Write out each entry, exactly the way it appears.

◆ **DATASET RECORDS**
****************************************

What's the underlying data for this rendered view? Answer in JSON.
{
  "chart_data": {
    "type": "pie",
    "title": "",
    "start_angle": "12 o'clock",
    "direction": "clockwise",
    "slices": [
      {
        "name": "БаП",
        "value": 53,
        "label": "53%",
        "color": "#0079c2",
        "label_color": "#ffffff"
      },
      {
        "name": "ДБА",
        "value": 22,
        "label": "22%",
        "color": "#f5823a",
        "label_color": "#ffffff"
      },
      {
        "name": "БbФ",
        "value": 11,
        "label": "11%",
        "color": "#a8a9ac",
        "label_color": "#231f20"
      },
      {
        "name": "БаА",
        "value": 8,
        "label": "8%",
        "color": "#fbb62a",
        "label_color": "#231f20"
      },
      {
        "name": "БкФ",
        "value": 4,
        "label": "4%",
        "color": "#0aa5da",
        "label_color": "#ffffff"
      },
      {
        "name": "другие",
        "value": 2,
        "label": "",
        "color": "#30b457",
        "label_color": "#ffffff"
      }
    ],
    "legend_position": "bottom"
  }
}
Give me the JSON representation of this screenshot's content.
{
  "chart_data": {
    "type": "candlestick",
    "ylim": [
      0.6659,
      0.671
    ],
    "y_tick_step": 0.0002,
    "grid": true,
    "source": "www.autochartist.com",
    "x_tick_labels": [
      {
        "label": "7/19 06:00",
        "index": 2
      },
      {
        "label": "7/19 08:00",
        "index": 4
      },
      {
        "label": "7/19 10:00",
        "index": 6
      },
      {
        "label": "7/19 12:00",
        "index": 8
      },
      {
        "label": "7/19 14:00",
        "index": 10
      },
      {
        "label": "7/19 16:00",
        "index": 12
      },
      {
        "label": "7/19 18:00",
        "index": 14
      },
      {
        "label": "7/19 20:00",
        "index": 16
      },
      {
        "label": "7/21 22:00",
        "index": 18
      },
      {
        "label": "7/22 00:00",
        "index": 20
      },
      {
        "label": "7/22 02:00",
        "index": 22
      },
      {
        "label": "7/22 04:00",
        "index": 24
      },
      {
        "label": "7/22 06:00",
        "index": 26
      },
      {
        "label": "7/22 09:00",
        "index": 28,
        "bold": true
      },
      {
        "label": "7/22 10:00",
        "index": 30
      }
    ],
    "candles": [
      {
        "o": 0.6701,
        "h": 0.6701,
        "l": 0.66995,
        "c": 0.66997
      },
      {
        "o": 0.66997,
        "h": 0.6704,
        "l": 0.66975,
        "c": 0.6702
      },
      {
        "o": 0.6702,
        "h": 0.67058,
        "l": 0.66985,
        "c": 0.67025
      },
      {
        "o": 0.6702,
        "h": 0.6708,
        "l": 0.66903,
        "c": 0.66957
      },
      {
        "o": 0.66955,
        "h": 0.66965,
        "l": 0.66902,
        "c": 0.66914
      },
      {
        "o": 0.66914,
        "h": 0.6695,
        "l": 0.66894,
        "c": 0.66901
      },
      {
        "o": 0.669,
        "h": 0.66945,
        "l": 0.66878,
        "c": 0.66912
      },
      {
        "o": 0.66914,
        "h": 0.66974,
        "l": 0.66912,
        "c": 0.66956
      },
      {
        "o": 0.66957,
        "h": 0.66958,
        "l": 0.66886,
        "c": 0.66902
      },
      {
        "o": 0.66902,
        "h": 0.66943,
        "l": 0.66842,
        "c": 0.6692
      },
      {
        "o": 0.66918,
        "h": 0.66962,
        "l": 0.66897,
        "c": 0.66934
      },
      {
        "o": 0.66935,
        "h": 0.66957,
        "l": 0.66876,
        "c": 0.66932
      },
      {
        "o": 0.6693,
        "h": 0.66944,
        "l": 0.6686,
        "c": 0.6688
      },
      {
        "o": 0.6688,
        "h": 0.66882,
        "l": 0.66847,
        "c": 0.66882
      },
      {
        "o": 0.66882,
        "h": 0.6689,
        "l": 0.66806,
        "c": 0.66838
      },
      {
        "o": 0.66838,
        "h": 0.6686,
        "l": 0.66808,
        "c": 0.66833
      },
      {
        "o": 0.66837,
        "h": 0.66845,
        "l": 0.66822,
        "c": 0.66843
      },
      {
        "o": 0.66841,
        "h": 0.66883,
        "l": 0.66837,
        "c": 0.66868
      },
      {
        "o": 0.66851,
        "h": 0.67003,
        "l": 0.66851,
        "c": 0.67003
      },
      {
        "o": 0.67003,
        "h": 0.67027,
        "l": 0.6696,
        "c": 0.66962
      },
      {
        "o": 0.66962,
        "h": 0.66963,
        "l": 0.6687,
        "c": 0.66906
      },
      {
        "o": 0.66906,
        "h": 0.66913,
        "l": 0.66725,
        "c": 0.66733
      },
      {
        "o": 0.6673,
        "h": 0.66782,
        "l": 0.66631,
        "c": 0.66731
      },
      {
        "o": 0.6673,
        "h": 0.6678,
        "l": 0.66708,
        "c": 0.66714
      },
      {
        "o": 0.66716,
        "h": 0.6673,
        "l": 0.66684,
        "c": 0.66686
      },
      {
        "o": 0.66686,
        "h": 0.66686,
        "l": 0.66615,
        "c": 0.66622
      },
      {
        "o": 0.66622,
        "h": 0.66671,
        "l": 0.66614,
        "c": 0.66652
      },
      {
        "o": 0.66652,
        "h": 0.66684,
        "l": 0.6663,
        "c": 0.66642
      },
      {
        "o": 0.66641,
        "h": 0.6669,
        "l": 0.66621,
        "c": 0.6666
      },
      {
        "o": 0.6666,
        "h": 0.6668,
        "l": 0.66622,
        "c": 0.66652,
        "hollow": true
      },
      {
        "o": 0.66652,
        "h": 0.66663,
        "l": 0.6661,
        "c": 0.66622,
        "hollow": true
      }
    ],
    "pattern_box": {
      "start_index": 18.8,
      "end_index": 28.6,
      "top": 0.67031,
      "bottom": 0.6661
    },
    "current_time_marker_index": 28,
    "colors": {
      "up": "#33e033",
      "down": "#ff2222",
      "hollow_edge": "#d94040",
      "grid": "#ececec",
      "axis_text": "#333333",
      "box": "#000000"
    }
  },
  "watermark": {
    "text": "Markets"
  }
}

****************************************

◆ **ANSWER TO THIS PROBLEM**
What's the underlying data for this rendered view? Answer in JSON.
{
  "chart_data": {
    "type": "pie",
    "title": "",
    "start_angle": "12 o'clock",
    "direction": "clockwise",
    "slices": [
      {
        "name": "БаП",
        "value": 53,
        "label": "53%",
        "color": "#0079c2",
        "label_color": "#ffffff"
      },
      {
        "name": "ДБА",
        "value": 22,
        "label": "22%",
        "color": "#f5823a",
        "label_color": "#ffffff"
      },
      {
        "name": "БbФ",
        "value": 11,
        "label": "11%",
        "color": "#a8a9ac",
        "label_color": "#231f20"
      },
      {
        "name": "БаА",
        "value": 8,
        "label": "8%",
        "color": "#fbb62a",
        "label_color": "#231f20"
      },
      {
        "name": "БкФ",
        "value": 4,
        "label": "4%",
        "color": "#0aa5da",
        "label_color": "#ffffff"
      },
      {
        "name": "другие",
        "value": 2,
        "label": "",
        "color": "#30b457",
        "label_color": "#ffffff"
      }
    ],
    "legend_position": "bottom"
  }
}
Give me the JSON representation of this screenshot's content.
{
  "chart_data": {
    "type": "candlestick",
    "ylim": [
      0.6659,
      0.671
    ],
    "y_tick_step": 0.0002,
    "grid": true,
    "source": "www.autochartist.com",
    "x_tick_labels": [
      {
        "label": "7/19 06:00",
        "index": 2
      },
      {
        "label": "7/19 08:00",
        "index": 4
      },
      {
        "label": "7/19 10:00",
        "index": 6
      },
      {
        "label": "7/19 12:00",
        "index": 8
      },
      {
        "label": "7/19 14:00",
        "index": 10
      },
      {
        "label": "7/19 16:00",
        "index": 12
      },
      {
        "label": "7/19 18:00",
        "index": 14
      },
      {
        "label": "7/19 20:00",
        "index": 16
      },
      {
        "label": "7/21 22:00",
        "index": 18
      },
      {
        "label": "7/22 00:00",
        "index": 20
      },
      {
        "label": "7/22 02:00",
        "index": 22
      },
      {
        "label": "7/22 04:00",
        "index": 24
      },
      {
        "label": "7/22 06:00",
        "index": 26
      },
      {
        "label": "7/22 09:00",
        "index": 28,
        "bold": true
      },
      {
        "label": "7/22 10:00",
        "index": 30
      }
    ],
    "candles": [
      {
        "o": 0.6701,
        "h": 0.6701,
        "l": 0.66995,
        "c": 0.66997
      },
      {
        "o": 0.66997,
        "h": 0.6704,
        "l": 0.66975,
        "c": 0.6702
      },
      {
        "o": 0.6702,
        "h": 0.67058,
        "l": 0.66985,
        "c": 0.67025
      },
      {
        "o": 0.6702,
        "h": 0.6708,
        "l": 0.66903,
        "c": 0.66957
      },
      {
        "o": 0.66955,
        "h": 0.66965,
        "l": 0.66902,
        "c": 0.66914
      },
      {
        "o": 0.66914,
        "h": 0.6695,
        "l": 0.66894,
        "c": 0.66901
      },
      {
        "o": 0.669,
        "h": 0.66945,
        "l": 0.66878,
        "c": 0.66912
      },
      {
        "o": 0.66914,
        "h": 0.66974,
        "l": 0.66912,
        "c": 0.66956
      },
      {
        "o": 0.66957,
        "h": 0.66958,
        "l": 0.66886,
        "c": 0.66902
      },
      {
        "o": 0.66902,
        "h": 0.66943,
        "l": 0.66842,
        "c": 0.6692
      },
      {
        "o": 0.66918,
        "h": 0.66962,
        "l": 0.66897,
        "c": 0.66934
      },
      {
        "o": 0.66935,
        "h": 0.66957,
        "l": 0.66876,
        "c": 0.66932
      },
      {
        "o": 0.6693,
        "h": 0.66944,
        "l": 0.6686,
        "c": 0.6688
      },
      {
        "o": 0.6688,
        "h": 0.66882,
        "l": 0.66847,
        "c": 0.66882
      },
      {
        "o": 0.66882,
        "h": 0.6689,
        "l": 0.66806,
        "c": 0.66838
      },
      {
        "o": 0.66838,
        "h": 0.6686,
        "l": 0.66808,
        "c": 0.66833
      },
      {
        "o": 0.66837,
        "h": 0.66845,
        "l": 0.66822,
        "c": 0.66843
      },
      {
        "o": 0.66841,
        "h": 0.66883,
        "l": 0.66837,
        "c": 0.66868
      },
      {
        "o": 0.66851,
        "h": 0.67003,
        "l": 0.66851,
        "c": 0.67003
      },
      {
        "o": 0.67003,
        "h": 0.67027,
        "l": 0.6696,
        "c": 0.66962
      },
      {
        "o": 0.66962,
        "h": 0.66963,
        "l": 0.6687,
        "c": 0.66906
      },
      {
        "o": 0.66906,
        "h": 0.66913,
        "l": 0.66725,
        "c": 0.66733
      },
      {
        "o": 0.6673,
        "h": 0.66782,
        "l": 0.66631,
        "c": 0.66731
      },
      {
        "o": 0.6673,
        "h": 0.6678,
        "l": 0.66708,
        "c": 0.66714
      },
      {
        "o": 0.66716,
        "h": 0.6673,
        "l": 0.66684,
        "c": 0.66686
      },
      {
        "o": 0.66686,
        "h": 0.66686,
        "l": 0.66615,
        "c": 0.66622
      },
      {
        "o": 0.66622,
        "h": 0.66671,
        "l": 0.66614,
        "c": 0.66652
      },
      {
        "o": 0.66652,
        "h": 0.66684,
        "l": 0.6663,
        "c": 0.66642
      },
      {
        "o": 0.66641,
        "h": 0.6669,
        "l": 0.66621,
        "c": 0.6666
      },
      {
        "o": 0.6666,
        "h": 0.6668,
        "l": 0.66622,
        "c": 0.66652,
        "hollow": true
      },
      {
        "o": 0.66652,
        "h": 0.66663,
        "l": 0.6661,
        "c": 0.66622,
        "hollow": true
      }
    ],
    "pattern_box": {
      "start_index": 18.8,
      "end_index": 28.6,
      "top": 0.67031,
      "bottom": 0.6661
    },
    "current_time_marker_index": 28,
    "colors": {
      "up": "#33e033",
      "down": "#ff2222",
      "hollow_edge": "#d94040",
      "grid": "#ececec",
      "axis_text": "#333333",
      "box": "#000000"
    }
  },
  "watermark": {
    "text": "Markets"
  }
}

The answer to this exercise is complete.